**EXERCISE**. Print every entry, word for word, and skip the images.

Start SUPPLIED DATA

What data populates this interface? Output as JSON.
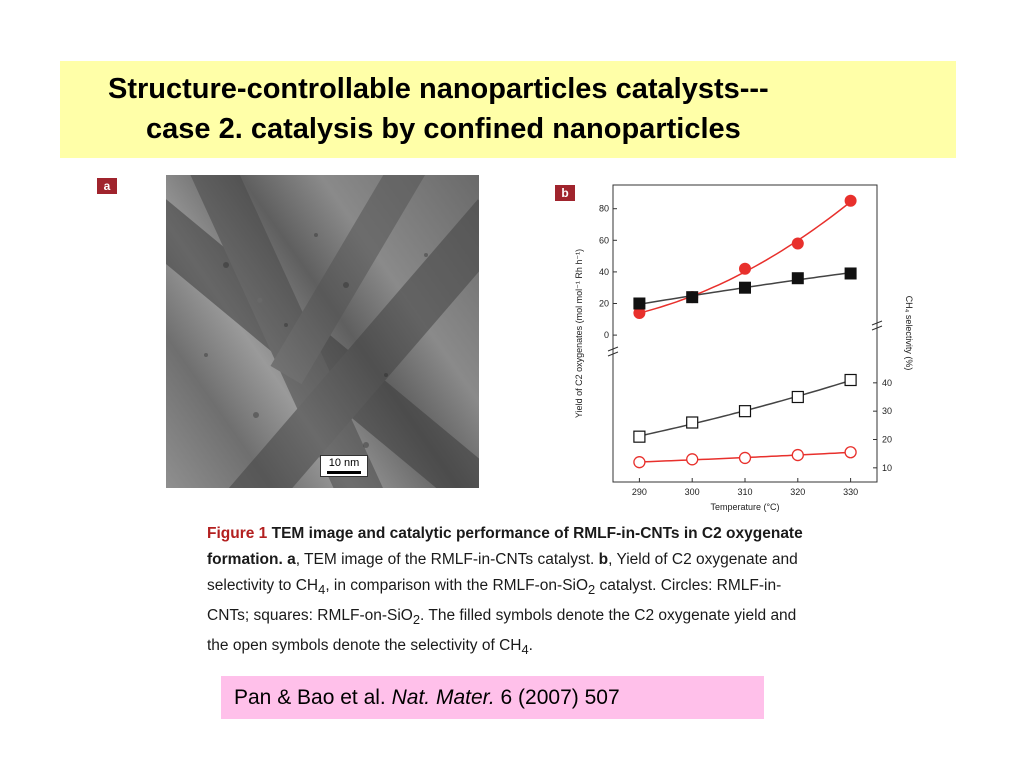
{
  "slide": {
    "title_line1": "Structure-controllable nanoparticles catalysts---",
    "title_line2": "case 2. catalysis by confined nanoparticles"
  },
  "figure": {
    "panel_a_label": "a",
    "panel_b_label": "b",
    "scale_bar_label": "10 nm",
    "caption": {
      "label": "Figure 1",
      "title": "TEM image and catalytic performance of RMLF-in-CNTs in C2 oxygenate formation.",
      "a_letter": "a",
      "a_text": ", TEM image of the RMLF-in-CNTs catalyst.",
      "b_letter": "b",
      "b_text_part1": ", Yield of C2 oxygenate and selectivity to CH",
      "b_sub1": "4",
      "b_text_part2": ", in comparison with the RMLF-on-SiO",
      "b_sub2": "2",
      "b_text_part3": " catalyst. Circles: RMLF-in-CNTs; squares: RMLF-on-SiO",
      "b_sub3": "2",
      "b_text_part4": ". The filled symbols denote the C2 oxygenate yield and the open symbols denote the selectivity of CH",
      "b_sub4": "4",
      "b_text_part5": "."
    }
  },
  "reference": {
    "authors": "Pan & Bao et al. ",
    "journal": "Nat. Mater.",
    "details": " 6 (2007) 507"
  },
  "chart_data": {
    "type": "scatter",
    "x": [
      290,
      300,
      310,
      320,
      330
    ],
    "xlabel": "Temperature (°C)",
    "ylabel_left": "Yield of C2 oxygenates (mol mol⁻¹ Rh h⁻¹)",
    "ylabel_right": "CH₄ selectivity (%)",
    "x_ticks": [
      "290",
      "300",
      "310",
      "320",
      "330"
    ],
    "y_left_ticks": [
      "0",
      "20",
      "40",
      "60",
      "80"
    ],
    "y_right_ticks": [
      "10",
      "20",
      "30",
      "40"
    ],
    "y_left_range": [
      -5,
      95
    ],
    "y_right_range": [
      5,
      47
    ],
    "series": [
      {
        "marker": "filled-circle",
        "color": "#e8302c",
        "axis": "left",
        "values": [
          14,
          24,
          42,
          58,
          85
        ],
        "fit": "curve"
      },
      {
        "marker": "filled-square",
        "color": "#111111",
        "axis": "left",
        "values": [
          20,
          24,
          30,
          36,
          39
        ],
        "fit": "curve"
      },
      {
        "marker": "open-square",
        "color": "#111111",
        "axis": "right",
        "values": [
          21,
          26,
          30,
          35,
          41
        ],
        "fit": "curve"
      },
      {
        "marker": "open-circle",
        "color": "#e8302c",
        "axis": "right",
        "values": [
          12,
          13,
          13.5,
          14.5,
          15.5
        ],
        "fit": "curve"
      }
    ]
  }
}
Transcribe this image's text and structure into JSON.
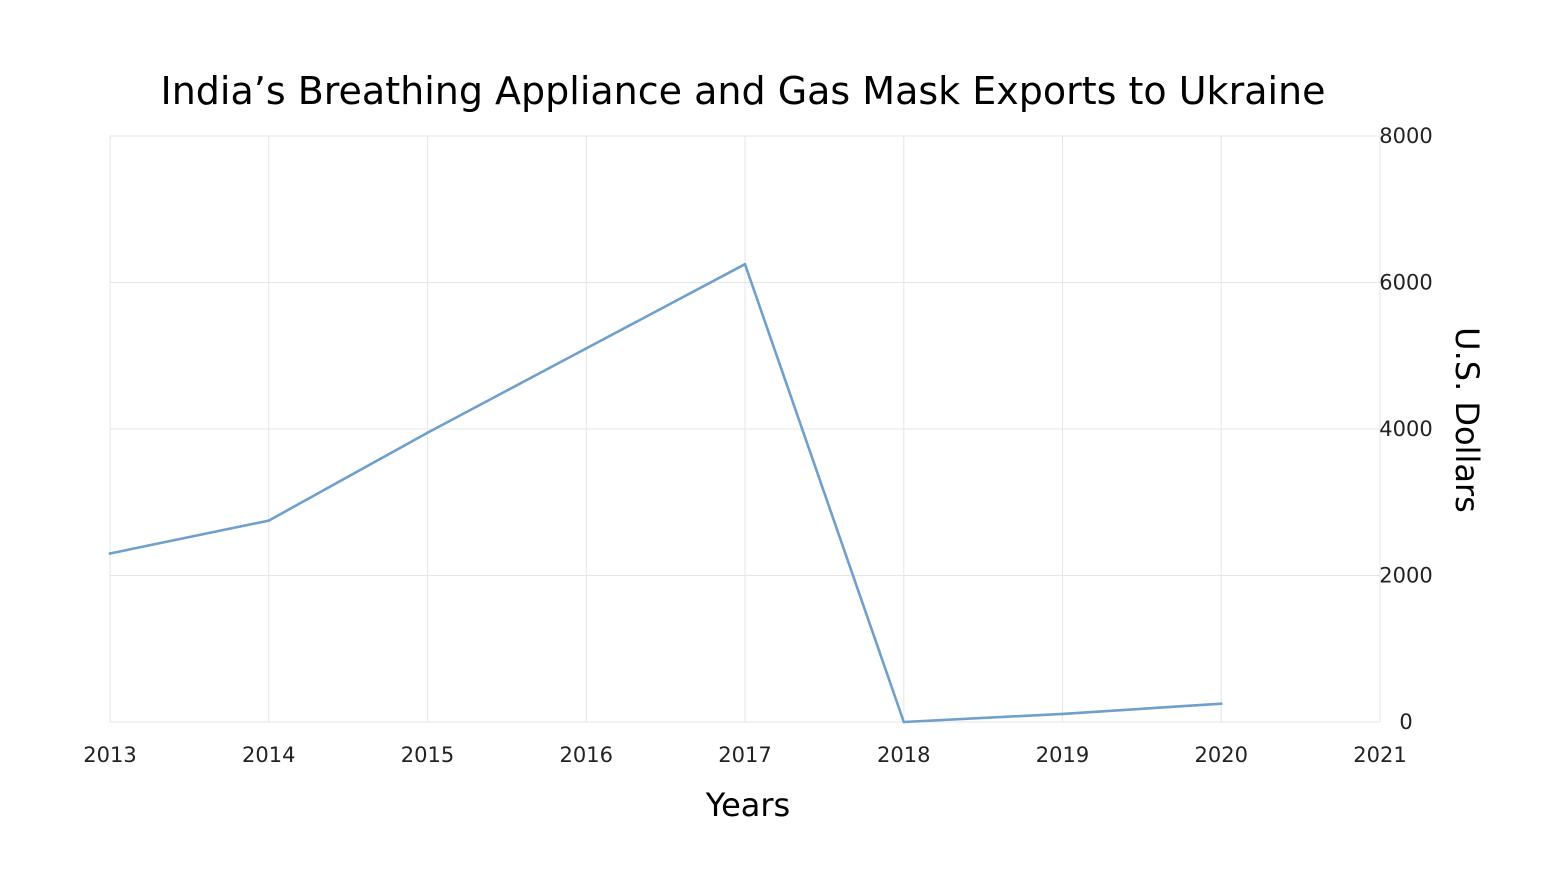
{
  "chart_data": {
    "type": "line",
    "title": "India’s Breathing Appliance and Gas Mask Exports to Ukraine",
    "xlabel": "Years",
    "ylabel": "U.S. Dollars",
    "x_ticks": [
      "2013",
      "2014",
      "2015",
      "2016",
      "2017",
      "2018",
      "2019",
      "2020",
      "2021"
    ],
    "y_ticks": [
      "0",
      "2000",
      "4000",
      "6000",
      "8000"
    ],
    "xlim": [
      2013,
      2021
    ],
    "ylim": [
      0,
      8000
    ],
    "y_axis_side": "right",
    "grid": true,
    "legend": "none",
    "series": [
      {
        "color": "#6f9fcb",
        "x": [
          2013,
          2014,
          2015,
          2016,
          2017,
          2018,
          2019,
          2020
        ],
        "values": [
          2300,
          2750,
          3950,
          5100,
          6250,
          0,
          110,
          250
        ]
      }
    ]
  }
}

End SUPPLIED DATA

**SOLUTION BELOW**.
What data populates this interface? Output as JSON.
{
  "slide": {
    "title_line1": "Structure-controllable nanoparticles catalysts---",
    "title_line2": "case 2. catalysis by confined nanoparticles"
  },
  "figure": {
    "panel_a_label": "a",
    "panel_b_label": "b",
    "scale_bar_label": "10 nm",
    "caption": {
      "label": "Figure 1",
      "title": "TEM image and catalytic performance of RMLF-in-CNTs in C2 oxygenate formation.",
      "a_letter": "a",
      "a_text": ", TEM image of the RMLF-in-CNTs catalyst.",
      "b_letter": "b",
      "b_text_part1": ", Yield of C2 oxygenate and selectivity to CH",
      "b_sub1": "4",
      "b_text_part2": ", in comparison with the RMLF-on-SiO",
      "b_sub2": "2",
      "b_text_part3": " catalyst. Circles: RMLF-in-CNTs; squares: RMLF-on-SiO",
      "b_sub3": "2",
      "b_text_part4": ". The filled symbols denote the C2 oxygenate yield and the open symbols denote the selectivity of CH",
      "b_sub4": "4",
      "b_text_part5": "."
    }
  },
  "reference": {
    "authors": "Pan & Bao et al. ",
    "journal": "Nat. Mater.",
    "details": " 6 (2007) 507"
  },
  "chart_data": {
    "type": "scatter",
    "x": [
      290,
      300,
      310,
      320,
      330
    ],
    "xlabel": "Temperature (°C)",
    "ylabel_left": "Yield of C2 oxygenates (mol mol⁻¹ Rh h⁻¹)",
    "ylabel_right": "CH₄ selectivity (%)",
    "x_ticks": [
      "290",
      "300",
      "310",
      "320",
      "330"
    ],
    "y_left_ticks": [
      "0",
      "20",
      "40",
      "60",
      "80"
    ],
    "y_right_ticks": [
      "10",
      "20",
      "30",
      "40"
    ],
    "y_left_range": [
      -5,
      95
    ],
    "y_right_range": [
      5,
      47
    ],
    "series": [
      {
        "marker": "filled-circle",
        "color": "#e8302c",
        "axis": "left",
        "values": [
          14,
          24,
          42,
          58,
          85
        ],
        "fit": "curve"
      },
      {
        "marker": "filled-square",
        "color": "#111111",
        "axis": "left",
        "values": [
          20,
          24,
          30,
          36,
          39
        ],
        "fit": "curve"
      },
      {
        "marker": "open-square",
        "color": "#111111",
        "axis": "right",
        "values": [
          21,
          26,
          30,
          35,
          41
        ],
        "fit": "curve"
      },
      {
        "marker": "open-circle",
        "color": "#e8302c",
        "axis": "right",
        "values": [
          12,
          13,
          13.5,
          14.5,
          15.5
        ],
        "fit": "curve"
      }
    ]
  }
}
Transcribe this image's text and structure into JSON.
{
  "chart_data": {
    "type": "line",
    "title": "India’s Breathing Appliance and Gas Mask Exports to Ukraine",
    "xlabel": "Years",
    "ylabel": "U.S. Dollars",
    "x_ticks": [
      "2013",
      "2014",
      "2015",
      "2016",
      "2017",
      "2018",
      "2019",
      "2020",
      "2021"
    ],
    "y_ticks": [
      "0",
      "2000",
      "4000",
      "6000",
      "8000"
    ],
    "xlim": [
      2013,
      2021
    ],
    "ylim": [
      0,
      8000
    ],
    "y_axis_side": "right",
    "grid": true,
    "legend": "none",
    "series": [
      {
        "color": "#6f9fcb",
        "x": [
          2013,
          2014,
          2015,
          2016,
          2017,
          2018,
          2019,
          2020
        ],
        "values": [
          2300,
          2750,
          3950,
          5100,
          6250,
          0,
          110,
          250
        ]
      }
    ]
  }
}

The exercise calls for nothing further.